- **Data tied to figure images**:
────────────────────
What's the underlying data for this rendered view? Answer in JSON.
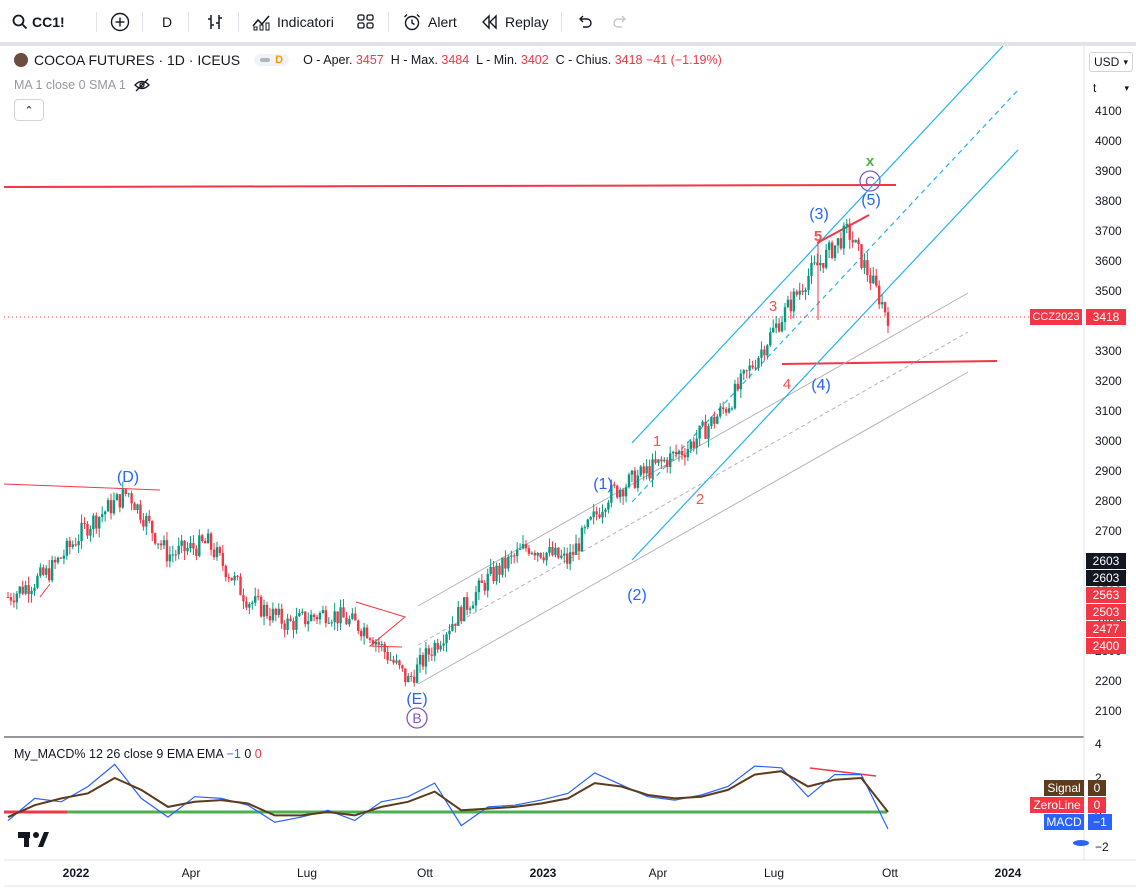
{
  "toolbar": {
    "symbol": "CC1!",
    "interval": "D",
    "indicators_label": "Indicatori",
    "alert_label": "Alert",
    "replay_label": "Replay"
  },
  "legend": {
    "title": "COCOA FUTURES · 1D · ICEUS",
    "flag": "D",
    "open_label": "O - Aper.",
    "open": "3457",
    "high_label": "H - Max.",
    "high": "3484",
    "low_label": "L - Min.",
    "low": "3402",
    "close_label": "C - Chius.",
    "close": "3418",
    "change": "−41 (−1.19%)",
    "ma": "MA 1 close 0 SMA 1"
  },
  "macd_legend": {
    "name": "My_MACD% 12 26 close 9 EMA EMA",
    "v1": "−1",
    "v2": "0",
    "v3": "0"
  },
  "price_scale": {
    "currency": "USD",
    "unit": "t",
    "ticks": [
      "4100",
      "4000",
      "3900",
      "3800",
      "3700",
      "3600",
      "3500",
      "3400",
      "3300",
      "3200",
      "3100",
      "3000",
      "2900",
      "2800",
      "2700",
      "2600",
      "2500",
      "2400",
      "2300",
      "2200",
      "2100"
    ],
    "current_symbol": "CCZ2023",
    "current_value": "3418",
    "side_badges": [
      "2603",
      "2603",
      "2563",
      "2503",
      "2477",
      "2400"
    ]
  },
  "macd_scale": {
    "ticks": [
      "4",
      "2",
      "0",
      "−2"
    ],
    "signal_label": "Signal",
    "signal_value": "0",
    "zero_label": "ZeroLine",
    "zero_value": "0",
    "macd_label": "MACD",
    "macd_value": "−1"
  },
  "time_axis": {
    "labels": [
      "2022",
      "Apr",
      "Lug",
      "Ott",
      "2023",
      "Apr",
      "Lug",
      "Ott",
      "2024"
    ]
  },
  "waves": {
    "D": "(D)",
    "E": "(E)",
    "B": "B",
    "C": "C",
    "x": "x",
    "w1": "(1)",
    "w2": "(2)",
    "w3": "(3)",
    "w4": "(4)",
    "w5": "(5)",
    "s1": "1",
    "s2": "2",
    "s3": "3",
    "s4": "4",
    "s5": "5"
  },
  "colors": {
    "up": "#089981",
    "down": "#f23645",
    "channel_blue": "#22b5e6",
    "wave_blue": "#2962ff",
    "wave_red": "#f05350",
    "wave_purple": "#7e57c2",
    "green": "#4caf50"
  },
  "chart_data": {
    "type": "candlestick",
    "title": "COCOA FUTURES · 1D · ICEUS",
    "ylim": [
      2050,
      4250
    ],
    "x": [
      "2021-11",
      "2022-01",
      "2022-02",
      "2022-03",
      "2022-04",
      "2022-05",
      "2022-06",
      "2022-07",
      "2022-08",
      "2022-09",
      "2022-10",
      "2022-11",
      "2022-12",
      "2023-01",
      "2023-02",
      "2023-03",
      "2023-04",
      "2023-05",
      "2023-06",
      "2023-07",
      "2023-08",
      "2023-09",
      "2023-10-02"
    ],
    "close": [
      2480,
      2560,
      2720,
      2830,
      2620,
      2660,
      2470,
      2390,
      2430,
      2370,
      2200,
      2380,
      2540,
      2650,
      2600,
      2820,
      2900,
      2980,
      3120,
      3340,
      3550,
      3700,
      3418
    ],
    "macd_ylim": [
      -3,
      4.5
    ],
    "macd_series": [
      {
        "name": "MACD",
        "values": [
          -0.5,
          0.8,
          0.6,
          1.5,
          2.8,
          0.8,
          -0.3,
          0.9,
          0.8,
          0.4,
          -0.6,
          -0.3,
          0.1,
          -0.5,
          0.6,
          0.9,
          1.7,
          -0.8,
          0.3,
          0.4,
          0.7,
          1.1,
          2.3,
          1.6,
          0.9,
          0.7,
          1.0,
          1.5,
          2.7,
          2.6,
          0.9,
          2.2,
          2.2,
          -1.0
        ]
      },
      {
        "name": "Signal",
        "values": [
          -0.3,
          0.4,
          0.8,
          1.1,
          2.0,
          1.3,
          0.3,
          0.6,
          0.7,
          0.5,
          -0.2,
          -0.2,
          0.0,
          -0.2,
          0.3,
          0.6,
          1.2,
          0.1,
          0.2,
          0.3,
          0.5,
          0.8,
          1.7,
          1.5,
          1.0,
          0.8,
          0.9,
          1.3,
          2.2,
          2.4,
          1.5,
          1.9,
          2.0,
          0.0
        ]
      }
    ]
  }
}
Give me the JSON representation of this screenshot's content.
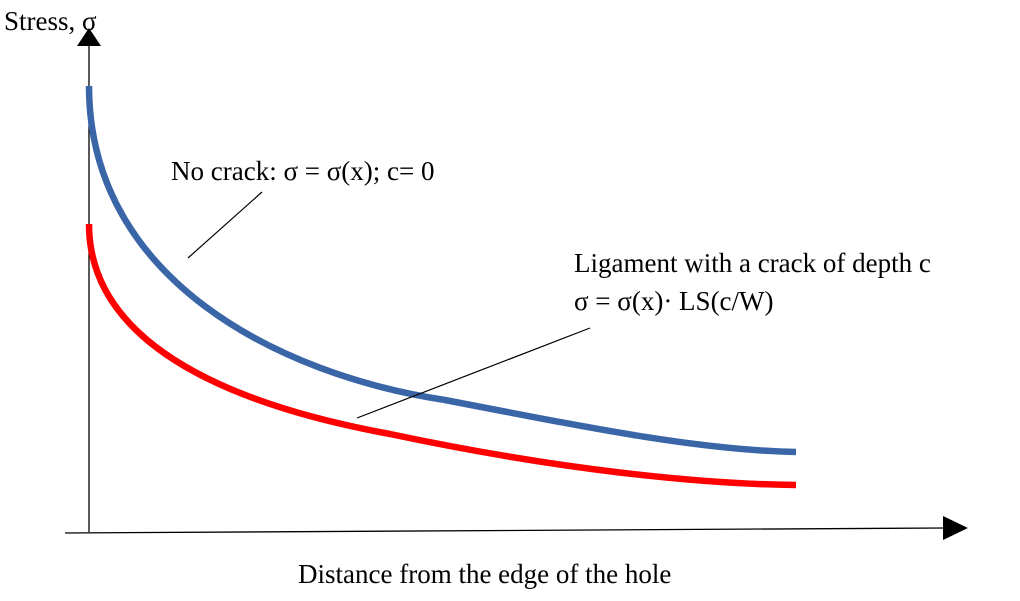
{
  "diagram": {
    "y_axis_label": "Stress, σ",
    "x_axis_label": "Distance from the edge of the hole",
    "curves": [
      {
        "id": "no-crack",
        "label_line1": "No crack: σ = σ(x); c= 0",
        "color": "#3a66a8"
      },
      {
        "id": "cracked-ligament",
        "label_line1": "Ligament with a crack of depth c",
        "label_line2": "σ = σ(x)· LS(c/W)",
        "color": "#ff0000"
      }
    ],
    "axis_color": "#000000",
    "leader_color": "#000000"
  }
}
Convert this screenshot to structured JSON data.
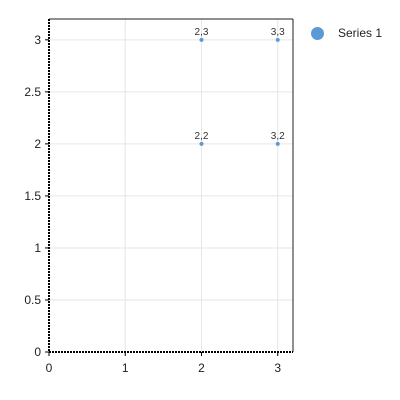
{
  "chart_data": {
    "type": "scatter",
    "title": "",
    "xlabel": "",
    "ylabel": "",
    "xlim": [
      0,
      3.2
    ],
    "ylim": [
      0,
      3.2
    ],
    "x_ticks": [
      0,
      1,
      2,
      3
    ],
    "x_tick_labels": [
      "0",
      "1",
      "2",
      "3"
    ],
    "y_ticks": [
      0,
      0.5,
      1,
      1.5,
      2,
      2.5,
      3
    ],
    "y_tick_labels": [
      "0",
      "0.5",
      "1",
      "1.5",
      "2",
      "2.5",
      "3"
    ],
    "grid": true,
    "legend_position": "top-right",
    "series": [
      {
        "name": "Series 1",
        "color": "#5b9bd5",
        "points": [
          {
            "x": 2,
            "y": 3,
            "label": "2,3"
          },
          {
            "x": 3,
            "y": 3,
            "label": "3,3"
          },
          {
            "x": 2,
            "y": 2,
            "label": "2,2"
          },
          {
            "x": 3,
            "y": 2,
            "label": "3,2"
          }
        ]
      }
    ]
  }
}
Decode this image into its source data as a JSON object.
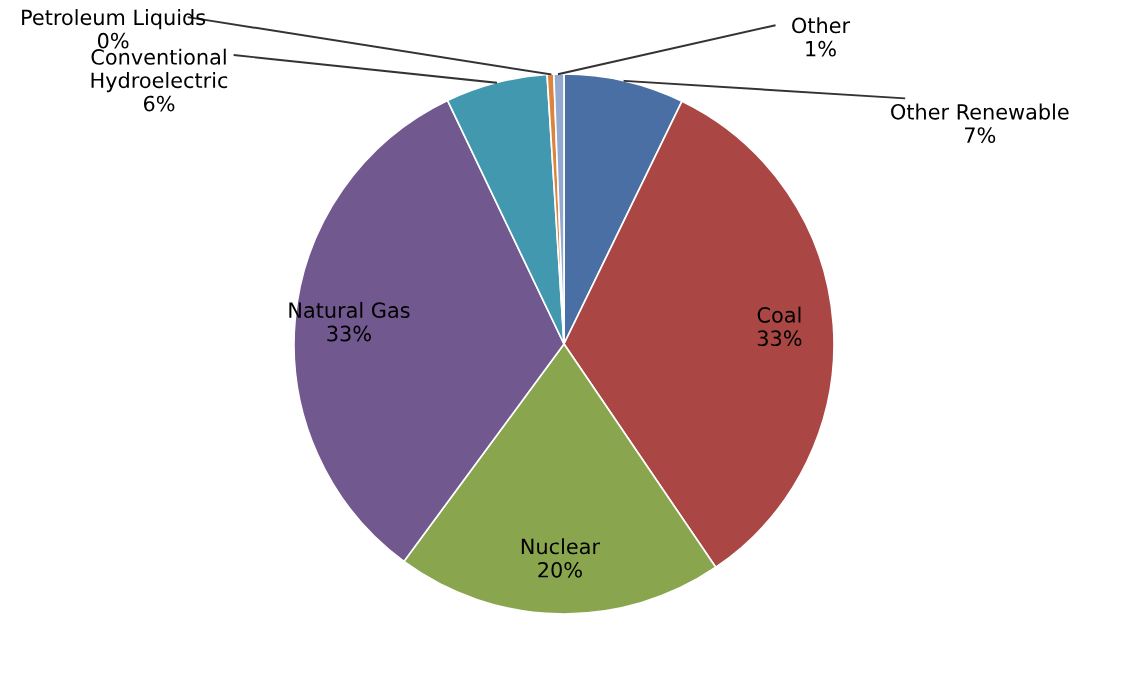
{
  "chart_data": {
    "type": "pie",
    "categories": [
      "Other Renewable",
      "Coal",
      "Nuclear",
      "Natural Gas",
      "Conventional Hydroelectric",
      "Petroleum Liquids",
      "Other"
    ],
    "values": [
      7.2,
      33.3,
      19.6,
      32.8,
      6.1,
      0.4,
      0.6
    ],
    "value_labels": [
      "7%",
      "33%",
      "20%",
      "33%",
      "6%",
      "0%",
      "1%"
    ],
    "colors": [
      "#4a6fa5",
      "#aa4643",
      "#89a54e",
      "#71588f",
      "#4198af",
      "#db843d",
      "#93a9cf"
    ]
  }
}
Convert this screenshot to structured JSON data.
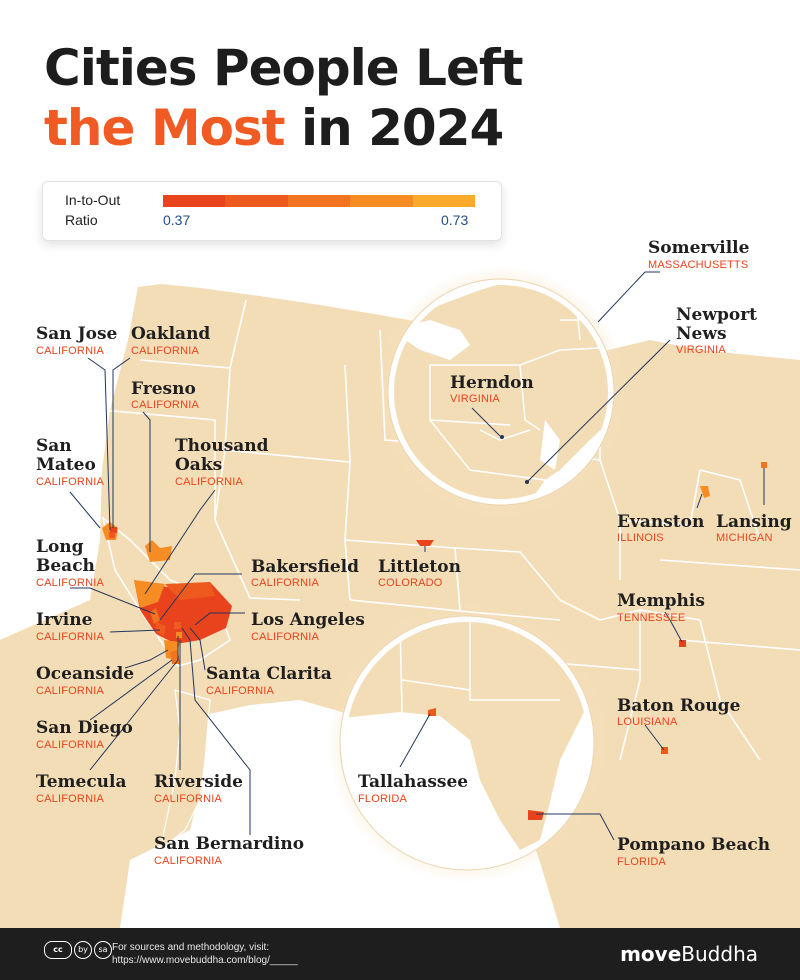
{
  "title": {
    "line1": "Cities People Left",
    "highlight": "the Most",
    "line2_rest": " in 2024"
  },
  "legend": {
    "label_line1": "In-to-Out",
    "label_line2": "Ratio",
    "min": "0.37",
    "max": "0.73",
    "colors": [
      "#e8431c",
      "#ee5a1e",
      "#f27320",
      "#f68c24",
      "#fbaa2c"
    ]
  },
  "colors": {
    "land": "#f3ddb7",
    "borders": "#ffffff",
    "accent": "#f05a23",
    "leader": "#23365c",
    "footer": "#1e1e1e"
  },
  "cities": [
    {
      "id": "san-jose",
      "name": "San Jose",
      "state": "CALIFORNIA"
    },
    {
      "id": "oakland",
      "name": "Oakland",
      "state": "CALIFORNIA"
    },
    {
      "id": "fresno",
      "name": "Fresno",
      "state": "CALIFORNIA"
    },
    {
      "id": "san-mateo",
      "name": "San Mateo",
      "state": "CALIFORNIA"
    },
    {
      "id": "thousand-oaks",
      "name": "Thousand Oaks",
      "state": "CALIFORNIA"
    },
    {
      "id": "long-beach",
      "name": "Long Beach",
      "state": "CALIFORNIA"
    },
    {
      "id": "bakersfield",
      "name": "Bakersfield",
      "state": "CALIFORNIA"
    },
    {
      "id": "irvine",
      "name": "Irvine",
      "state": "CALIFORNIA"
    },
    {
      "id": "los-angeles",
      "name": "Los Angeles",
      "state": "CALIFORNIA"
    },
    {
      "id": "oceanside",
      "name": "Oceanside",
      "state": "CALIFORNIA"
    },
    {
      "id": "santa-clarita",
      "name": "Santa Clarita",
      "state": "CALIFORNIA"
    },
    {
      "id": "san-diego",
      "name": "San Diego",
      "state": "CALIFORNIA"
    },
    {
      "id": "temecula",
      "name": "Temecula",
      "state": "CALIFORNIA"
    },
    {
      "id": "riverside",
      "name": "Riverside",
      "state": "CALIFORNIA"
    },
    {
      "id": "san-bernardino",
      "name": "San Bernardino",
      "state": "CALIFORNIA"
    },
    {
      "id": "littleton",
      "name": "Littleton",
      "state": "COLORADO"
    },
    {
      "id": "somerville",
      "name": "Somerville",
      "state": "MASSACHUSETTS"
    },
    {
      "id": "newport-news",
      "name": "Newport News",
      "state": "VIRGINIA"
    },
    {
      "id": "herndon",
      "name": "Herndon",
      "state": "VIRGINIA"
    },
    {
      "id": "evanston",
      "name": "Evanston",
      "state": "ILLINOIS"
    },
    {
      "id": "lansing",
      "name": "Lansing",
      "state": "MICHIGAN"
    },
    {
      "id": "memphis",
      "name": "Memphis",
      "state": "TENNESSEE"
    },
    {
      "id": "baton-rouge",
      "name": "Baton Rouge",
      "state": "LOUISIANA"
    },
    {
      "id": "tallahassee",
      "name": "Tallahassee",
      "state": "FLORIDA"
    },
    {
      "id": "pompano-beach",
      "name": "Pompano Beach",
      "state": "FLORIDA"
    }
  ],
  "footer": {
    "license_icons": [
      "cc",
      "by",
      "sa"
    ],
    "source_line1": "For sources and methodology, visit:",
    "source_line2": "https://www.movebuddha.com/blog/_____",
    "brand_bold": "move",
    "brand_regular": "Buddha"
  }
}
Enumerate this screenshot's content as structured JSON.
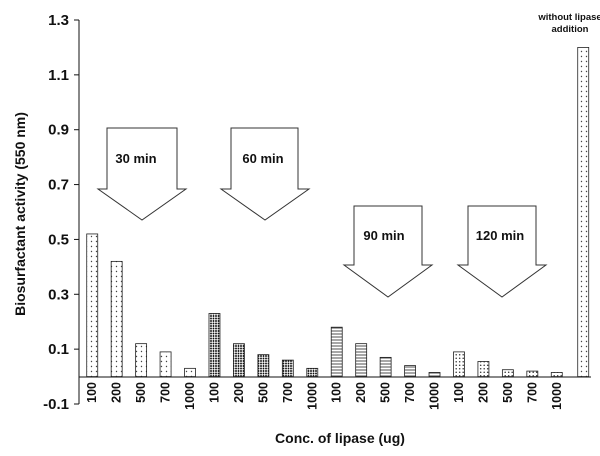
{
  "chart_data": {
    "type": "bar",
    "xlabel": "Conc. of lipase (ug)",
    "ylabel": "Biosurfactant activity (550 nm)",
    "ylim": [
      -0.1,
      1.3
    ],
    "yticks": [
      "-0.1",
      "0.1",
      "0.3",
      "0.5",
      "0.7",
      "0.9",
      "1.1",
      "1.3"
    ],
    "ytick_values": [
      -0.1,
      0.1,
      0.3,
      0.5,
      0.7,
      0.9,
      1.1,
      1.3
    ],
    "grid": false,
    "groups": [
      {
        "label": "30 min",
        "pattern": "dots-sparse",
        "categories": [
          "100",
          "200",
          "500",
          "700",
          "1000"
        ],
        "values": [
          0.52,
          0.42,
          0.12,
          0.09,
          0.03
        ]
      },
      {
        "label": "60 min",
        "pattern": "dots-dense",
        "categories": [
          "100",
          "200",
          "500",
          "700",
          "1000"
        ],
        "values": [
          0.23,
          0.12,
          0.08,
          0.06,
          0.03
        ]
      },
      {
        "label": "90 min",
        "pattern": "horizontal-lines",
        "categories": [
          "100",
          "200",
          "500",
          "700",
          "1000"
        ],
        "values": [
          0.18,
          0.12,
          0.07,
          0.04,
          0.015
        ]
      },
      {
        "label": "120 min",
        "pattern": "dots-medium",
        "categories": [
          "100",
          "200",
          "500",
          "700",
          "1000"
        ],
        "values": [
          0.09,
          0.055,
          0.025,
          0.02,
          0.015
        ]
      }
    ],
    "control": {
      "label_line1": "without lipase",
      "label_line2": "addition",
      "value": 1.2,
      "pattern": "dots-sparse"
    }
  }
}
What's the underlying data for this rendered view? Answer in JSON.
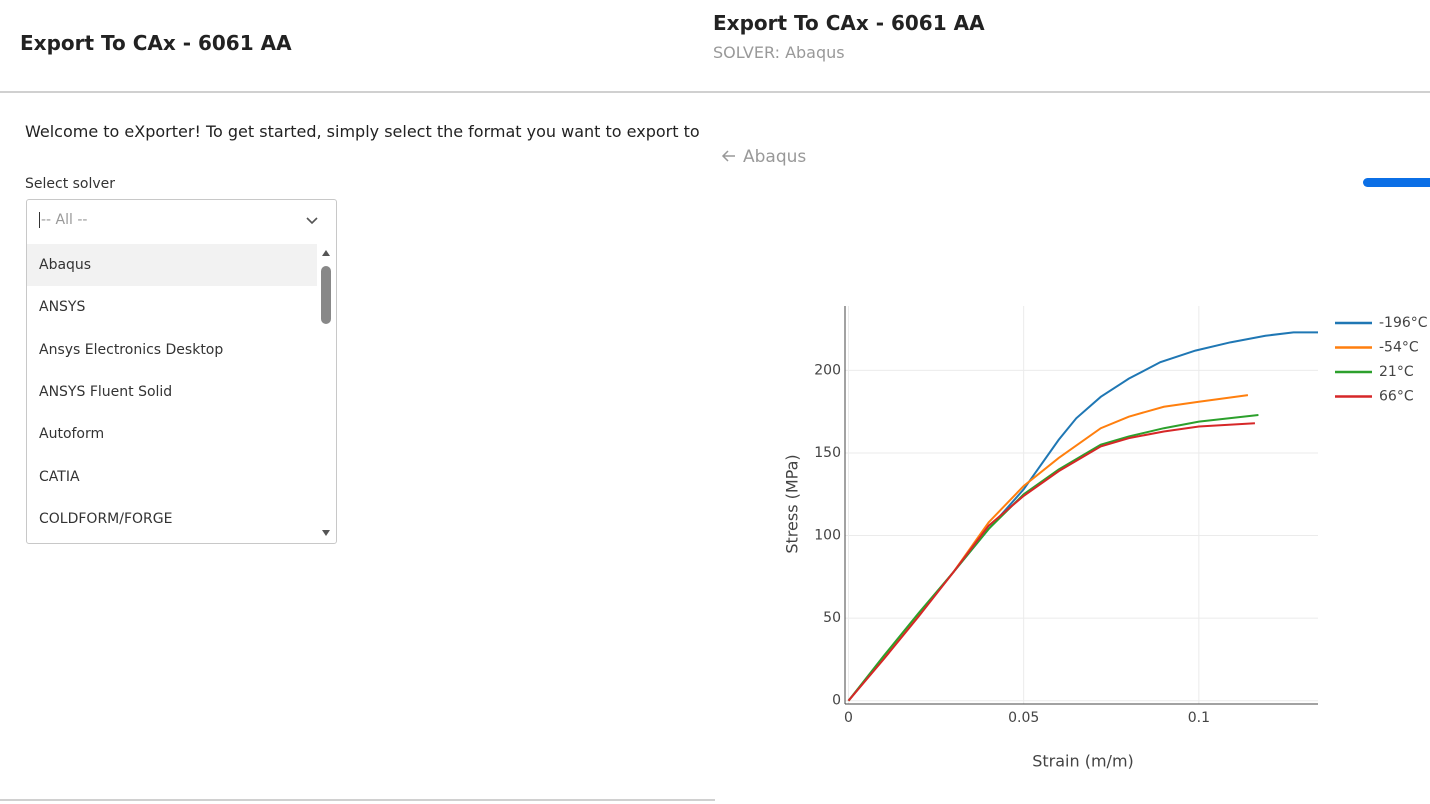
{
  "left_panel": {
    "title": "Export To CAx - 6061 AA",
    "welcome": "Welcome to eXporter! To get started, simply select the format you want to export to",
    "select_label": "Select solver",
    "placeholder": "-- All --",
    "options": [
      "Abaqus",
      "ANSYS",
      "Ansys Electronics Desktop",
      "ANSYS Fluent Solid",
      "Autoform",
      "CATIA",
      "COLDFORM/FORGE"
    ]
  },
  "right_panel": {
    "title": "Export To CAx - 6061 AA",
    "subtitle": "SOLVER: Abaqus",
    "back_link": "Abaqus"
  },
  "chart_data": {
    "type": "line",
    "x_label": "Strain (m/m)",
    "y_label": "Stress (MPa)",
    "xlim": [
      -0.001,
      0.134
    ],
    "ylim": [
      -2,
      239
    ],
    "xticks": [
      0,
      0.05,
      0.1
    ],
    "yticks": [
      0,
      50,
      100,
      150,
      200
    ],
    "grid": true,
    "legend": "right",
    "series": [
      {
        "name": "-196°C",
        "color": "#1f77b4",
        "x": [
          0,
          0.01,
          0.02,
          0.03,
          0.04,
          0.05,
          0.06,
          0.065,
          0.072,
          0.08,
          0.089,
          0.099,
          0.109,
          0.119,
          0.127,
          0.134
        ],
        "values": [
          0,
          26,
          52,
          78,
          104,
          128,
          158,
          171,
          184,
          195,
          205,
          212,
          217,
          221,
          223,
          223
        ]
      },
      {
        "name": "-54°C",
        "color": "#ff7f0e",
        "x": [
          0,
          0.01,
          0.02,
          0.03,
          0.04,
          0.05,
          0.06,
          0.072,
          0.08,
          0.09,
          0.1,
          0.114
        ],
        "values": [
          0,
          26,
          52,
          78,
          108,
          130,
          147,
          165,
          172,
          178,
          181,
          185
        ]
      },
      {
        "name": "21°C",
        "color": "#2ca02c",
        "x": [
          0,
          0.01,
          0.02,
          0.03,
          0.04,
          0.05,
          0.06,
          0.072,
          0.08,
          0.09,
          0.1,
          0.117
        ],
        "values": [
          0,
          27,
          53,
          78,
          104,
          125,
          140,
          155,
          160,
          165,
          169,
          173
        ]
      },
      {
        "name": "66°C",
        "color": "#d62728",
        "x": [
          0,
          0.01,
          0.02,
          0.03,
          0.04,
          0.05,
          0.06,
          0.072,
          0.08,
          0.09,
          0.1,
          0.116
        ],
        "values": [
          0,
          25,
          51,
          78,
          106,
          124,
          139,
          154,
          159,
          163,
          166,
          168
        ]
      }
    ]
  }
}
────────────────────
- **Given exercise**:
Search the entries for the word "pattern" and pick out every line that holds it.

- **Written solution**:
        "pattern": "dots-sparse",
        "pattern": "dots-dense",
        "pattern": "horizontal-lines",
        "pattern": "dots-medium",
      "pattern": "dots-sparse"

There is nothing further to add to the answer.